§ What to do: Take each line containing "подведомственных" and report it exactly as written.

§ Data listing:
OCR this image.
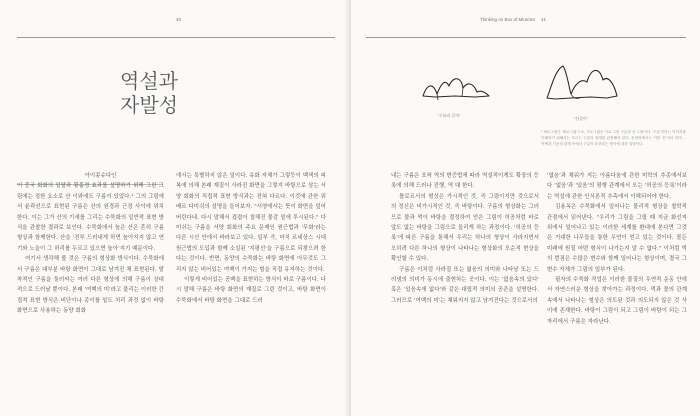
40
역설과
자발성

아이콩슈다인

이 중국 회화의 일탈과 황홀경 효과를 설명하기 위해 그린 그림에는 정한 요소로 산 이와에도 구름이 있었다.¹ 그의 그림에서 윤곽선으로 표현된 구름은 산의 원경과 근경 사이에 위치한다. 이는 그가 산의 기세를 그리는 수묵화의 일반적 표현 방식을 관찰한 결과로 보인다. 수묵화에서 높은 산은 흔히 구름 형상과 함께한다. 산을 '전부 드러내게 하면 높아지지 않고 연기와 노을이 그 허리를 두르고 있으면 높아'지기 때문이다.

여기서 생각해 볼 것은 구름의 형상화 방식이다. 수묵화에서 구름은 대부분 바탕 화면이 그대로 남겨진 채 표현된다. 탈착적인 구름을 둘러싸는 여러 다른 형상에 의해 구름이 상대적으로 드러날 뿐이다. 본래 '여백의 미'라고 불리는 이러한 간접적 표현 방식은 비단이나 종이를 밑도 처리 과정 없이 바탕 화면으로 사용하는 동양 회화

에서는 특별하지 않은 일이다. 유화 자체가 그렇듯이 백색의 피복에 의해 본래 재질이 사라진 화면을 그렇지 바탕으로 삼는 서양 회화의 직접적 표현 방식과는 전혀 다르다. 이것에 관한 위베르 다미쉬의 설명을 들어보자. "서양에서는 뜻이 화면을 덮어버린다네. 다시 말해서 겹겹이 칠해진 물감 밑에 투시된다." 다미쉬는 구름을 서양 회화의 주요 문제인 원근법과 '무화'라는 다른 시선 안에서 바라보고 있다. 일부 즉, 마치 르네상스 시대 원근법의 도입과 함께 소실된 '지평선'을 구름으로 되찾으려 한다는 것이다. 반면, 동양의 수묵화는 바탕 화면에 아무것도 그리지 않는 비어있는 여백이 가지는 힘을 직접 유지하는 것이다.

이렇게 비어있는 공백을 표현하는 방식이 바로 구름이다. 다시 말해 구름은 바탕 화면의 재질로 그린 것이고, 바탕 화면이 수묵화에서 바탕 화면을 그대로 드러

Thinking on Box of Miracles 41
"구름과 같이"
"산같이"
* 세로그림은 '세로그림'으로, 가로그림은 가로 그린 구름과 산 그림이다. '구름'이라는 이미지를 이해하기 위해서는 흐르는 구름의 형태를 관찰해야 한다. 동양화에서는 이를 '운'이라 하며 ... 여백과 기운의 관계 속에서 구름이 표현되는 방식에 대한 설명이다.

내는 구름은 포착 역의 변증법에 따라 역설적이게도 확장의 등록에 의해 드러나 진행, 역 대 한다.

틀로르서의 형상은 가시적인 것, 즉 그림이지만 것으로서의 정신은 비가시적인 것, 즉 바탕이다. 구름의 형상화는 그러므로 물과 먹이 바탕을 결정하여 얻은 그림이 허공처럼 바로 앞도 없는 바탕을 그림으로 들리게 하는 과정이다. '허공의 등록'에 따른 구름을 통해서 우리는 하나의 형상이 사라지면서 오히려 다른 하나의 형상이 나타나는 형상화의 모순적 현상을 확인할 수 있다.

구름은 이처럼 사라질 또는 엷음의 의미와 나타남 또는 드러냄의 의미가 동시에 출현하는 곳이다. 이는 '없음속의 있다' 혹은 '있음속에 없다'와 같은 대립적 의미의 공존을 설명한다. 그러므로 '여백의 미'는 채워지지 않고 남겨진다는 것으로서의

'없음'과 채워가 지는 아름다움에 관한 미학의 추종에서보다 '없음'과 '있음'의 평행 관계에서 오는 '허공의 등록'이라는 역설에 관한 인식론적 추측에서 이해되어야 한다.

김용옥은 수묵화에서 일어나는 물리적 형상을 철학적 관점에서 읽어낸다. "우리가 그림을 그릴 때 지금 화선지 위에서 일어나고 있는 이러한 세계를 환대에 본다면 그것은 거대한 나무들을 통한 우연이 얻고 있는 것이다. 몰든 미래에 원질 어떤 형식이 나가는지 알 수 없다." 이처럼 먹의 번짐은 수많은 변수와 함께 일어나는 형상이며, 결국 그 변수 자체가 그림의 일부가 된다.

필자의 수묵화 작업은 이러한 물질의 우연적 운동 안에서 자연스러운 형상을 찾아가는 과정이다. 먹과 물의 관계 속에서 나타나는 형상은 의도된 것과 의도되지 않은 것 사이에 존재한다. 바탕이 그림이 되고 그림이 바탕이 되는 그 자리에서 구름은 자라난다.
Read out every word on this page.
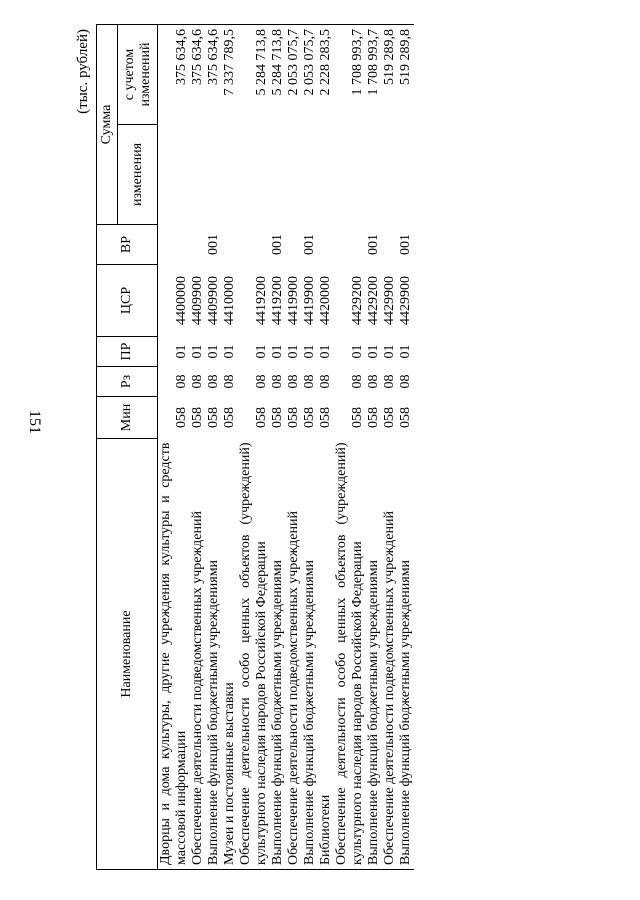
151
(тыс. рублей)
Наименование	Мин	Рз	ПР	ЦСР	ВР	Сумма	
						изменения	с учетом изменений
Дворцы и дома культуры, другие учреждения культуры и средств массовой информации	058	08	01	4400000			375 634,6
Обеспечение деятельности подведомственных учреждений	058	08	01	4409900			375 634,6
Выполнение функций бюджетными учреждениями	058	08	01	4409900	001		375 634,6
Музеи и постоянные выставки	058	08	01	4410000			7 337 789,5
Обеспечение деятельности особо ценных объектов (учреждений) культурного наследия народов Российской Федерации	058	08	01	4419200			5 284 713,8
Выполнение функций бюджетными учреждениями	058	08	01	4419200	001		5 284 713,8
Обеспечение деятельности подведомственных учреждений	058	08	01	4419900			2 053 075,7
Выполнение функций бюджетными учреждениями	058	08	01	4419900	001		2 053 075,7
Библиотеки	058	08	01	4420000			2 228 283,5
Обеспечение деятельности особо ценных объектов (учреждений) культурного наследия народов Российской Федерации	058	08	01	4429200			1 708 993,7
Выполнение функций бюджетными учреждениями	058	08	01	4429200	001		1 708 993,7
Обеспечение деятельности подведомственных учреждений	058	08	01	4429900			519 289,8
Выполнение функций бюджетными учреждениями	058	08	01	4429900	001		519 289,8
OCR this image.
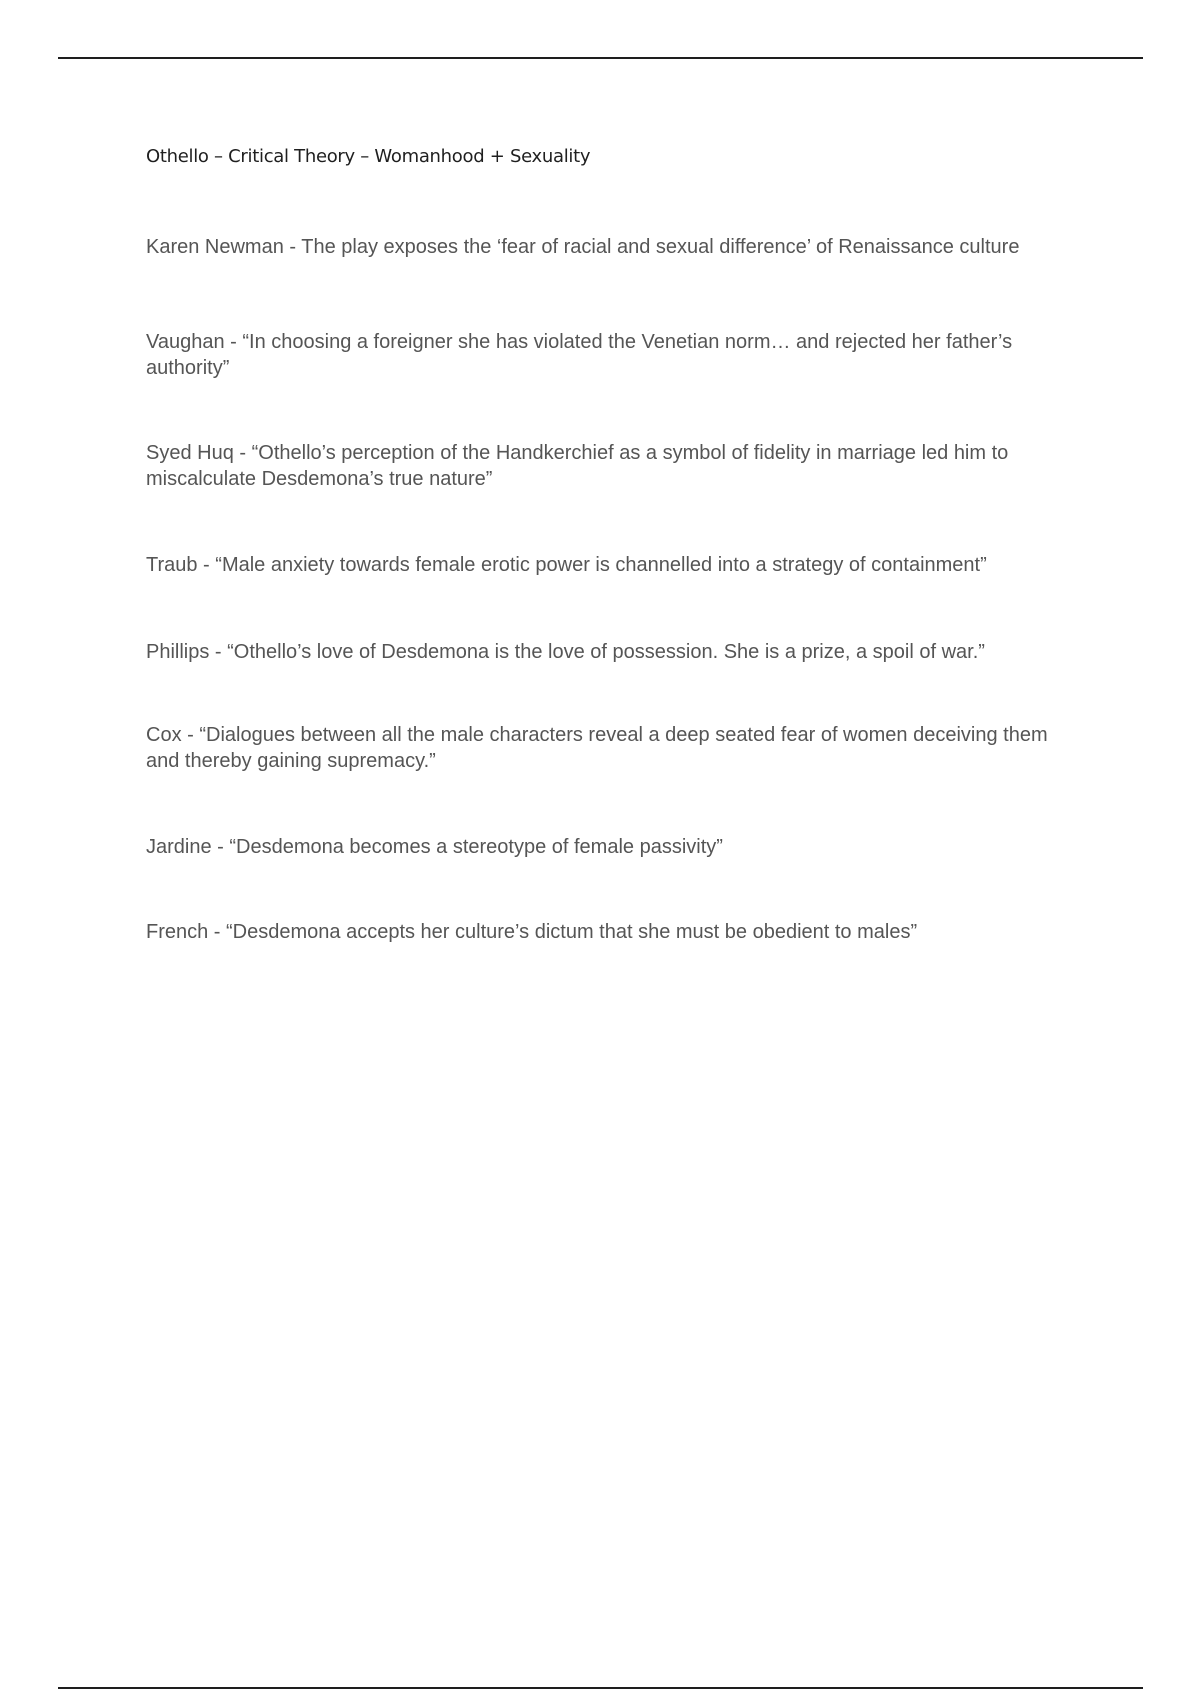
Othello – Critical Theory – Womanhood + Sexuality
Karen Newman - The play exposes the ‘fear of racial and sexual difference’ of Renaissance culture
Vaughan - “In choosing a foreigner she has violated the Venetian norm… and rejected her father’s authority”
Syed Huq - “Othello’s perception of the Handkerchief as a symbol of fidelity in marriage led him to miscalculate Desdemona’s true nature”
Traub - “Male anxiety towards female erotic power is channelled into a strategy of containment”
Phillips - “Othello’s love of Desdemona is the love of possession. She is a prize, a spoil of war.”
Cox - “Dialogues between all the male characters reveal a deep seated fear of women deceiving them and thereby gaining supremacy.”
Jardine - “Desdemona becomes a stereotype of female passivity”
French - “Desdemona accepts her culture’s dictum that she must be obedient to males”
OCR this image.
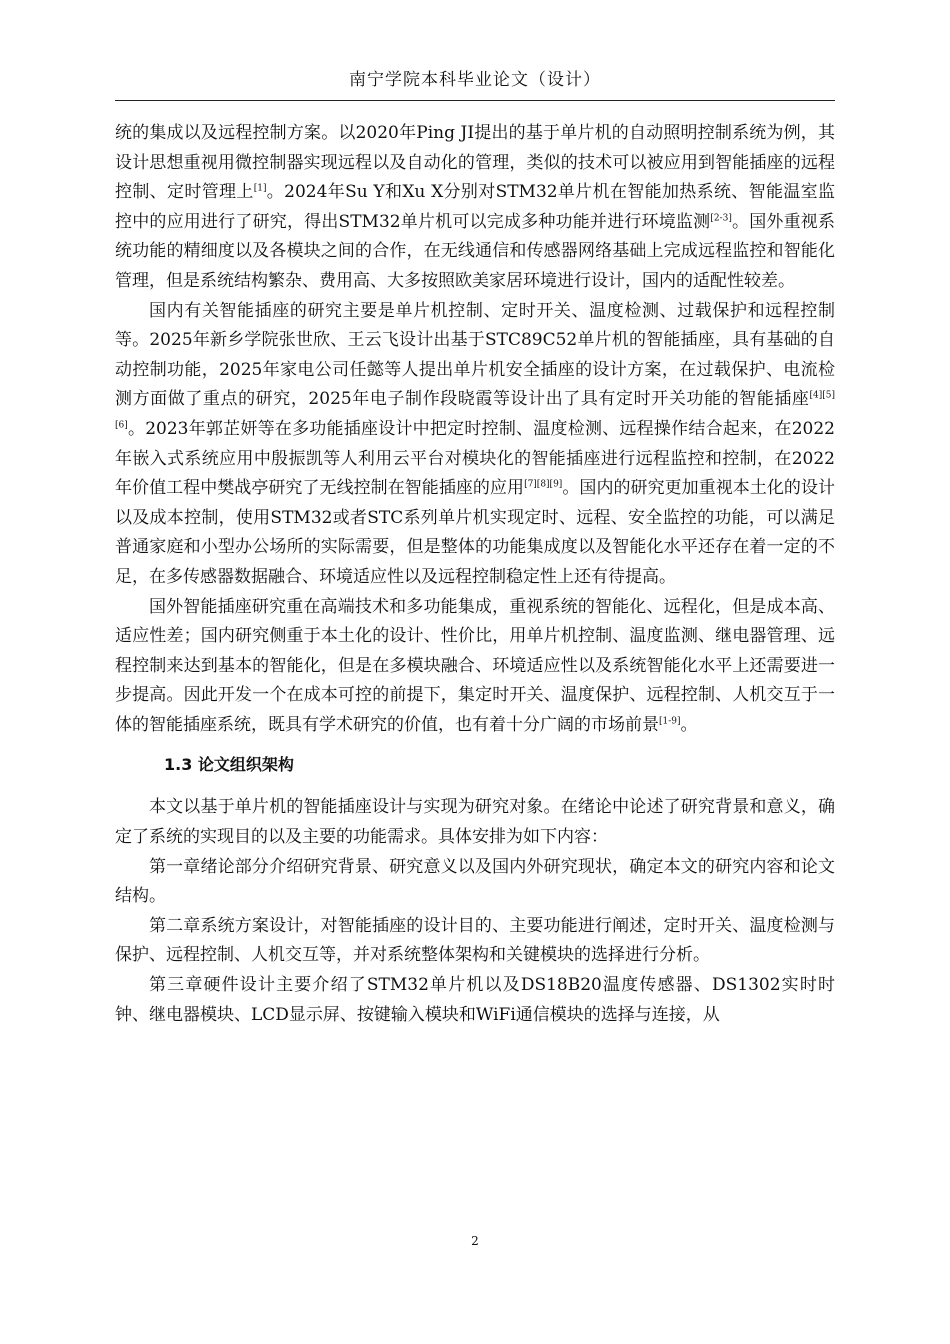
南宁学院本科毕业论文（设计）

统的集成以及远程控制方案。以2020年Ping JI提出的基于单片机的自动照明控制系统为例，其设计思想重视用微控制器实现远程以及自动化的管理，类似的技术可以被应用到智能插座的远程控制、定时管理上[1]。2024年Su Y和Xu X分别对STM32单片机在智能加热系统、智能温室监控中的应用进行了研究，得出STM32单片机可以完成多种功能并进行环境监测[2-3]。国外重视系统功能的精细度以及各模块之间的合作，在无线通信和传感器网络基础上完成远程监控和智能化管理，但是系统结构繁杂、费用高、大多按照欧美家居环境进行设计，国内的适配性较差。

国内有关智能插座的研究主要是单片机控制、定时开关、温度检测、过载保护和远程控制等。2025年新乡学院张世欣、王云飞设计出基于STC89C52单片机的智能插座，具有基础的自动控制功能，2025年家电公司任懿等人提出单片机安全插座的设计方案，在过载保护、电流检测方面做了重点的研究，2025年电子制作段晓霞等设计出了具有定时开关功能的智能插座[4][5][6]。2023年郭芷妍等在多功能插座设计中把定时控制、温度检测、远程操作结合起来，在2022年嵌入式系统应用中殷振凯等人利用云平台对模块化的智能插座进行远程监控和控制，在2022年价值工程中樊战亭研究了无线控制在智能插座的应用[7][8][9]。国内的研究更加重视本土化的设计以及成本控制，使用STM32或者STC系列单片机实现定时、远程、安全监控的功能，可以满足普通家庭和小型办公场所的实际需要，但是整体的功能集成度以及智能化水平还存在着一定的不足，在多传感器数据融合、环境适应性以及远程控制稳定性上还有待提高。

国外智能插座研究重在高端技术和多功能集成，重视系统的智能化、远程化，但是成本高、适应性差；国内研究侧重于本土化的设计、性价比，用单片机控制、温度监测、继电器管理、远程控制来达到基本的智能化，但是在多模块融合、环境适应性以及系统智能化水平上还需要进一步提高。因此开发一个在成本可控的前提下，集定时开关、温度保护、远程控制、人机交互于一体的智能插座系统，既具有学术研究的价值，也有着十分广阔的市场前景[1-9]。

1.3 论文组织架构

本文以基于单片机的智能插座设计与实现为研究对象。在绪论中论述了研究背景和意义，确定了系统的实现目的以及主要的功能需求。具体安排为如下内容：

第一章绪论部分介绍研究背景、研究意义以及国内外研究现状，确定本文的研究内容和论文结构。

第二章系统方案设计，对智能插座的设计目的、主要功能进行阐述，定时开关、温度检测与保护、远程控制、人机交互等，并对系统整体架构和关键模块的选择进行分析。

第三章硬件设计主要介绍了STM32单片机以及DS18B20温度传感器、DS1302实时时钟、继电器模块、LCD显示屏、按键输入模块和WiFi通信模块的选择与连接，从

2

§ Expected output:
Обеспечение деятельности подведомственных учреждений	058	08	01	4409900			375 634,6
Обеспечение деятельности подведомственных учреждений	058	08	01	4419900			2 053 075,7
Обеспечение деятельности подведомственных учреждений	058	08	01	4429900			519 289,8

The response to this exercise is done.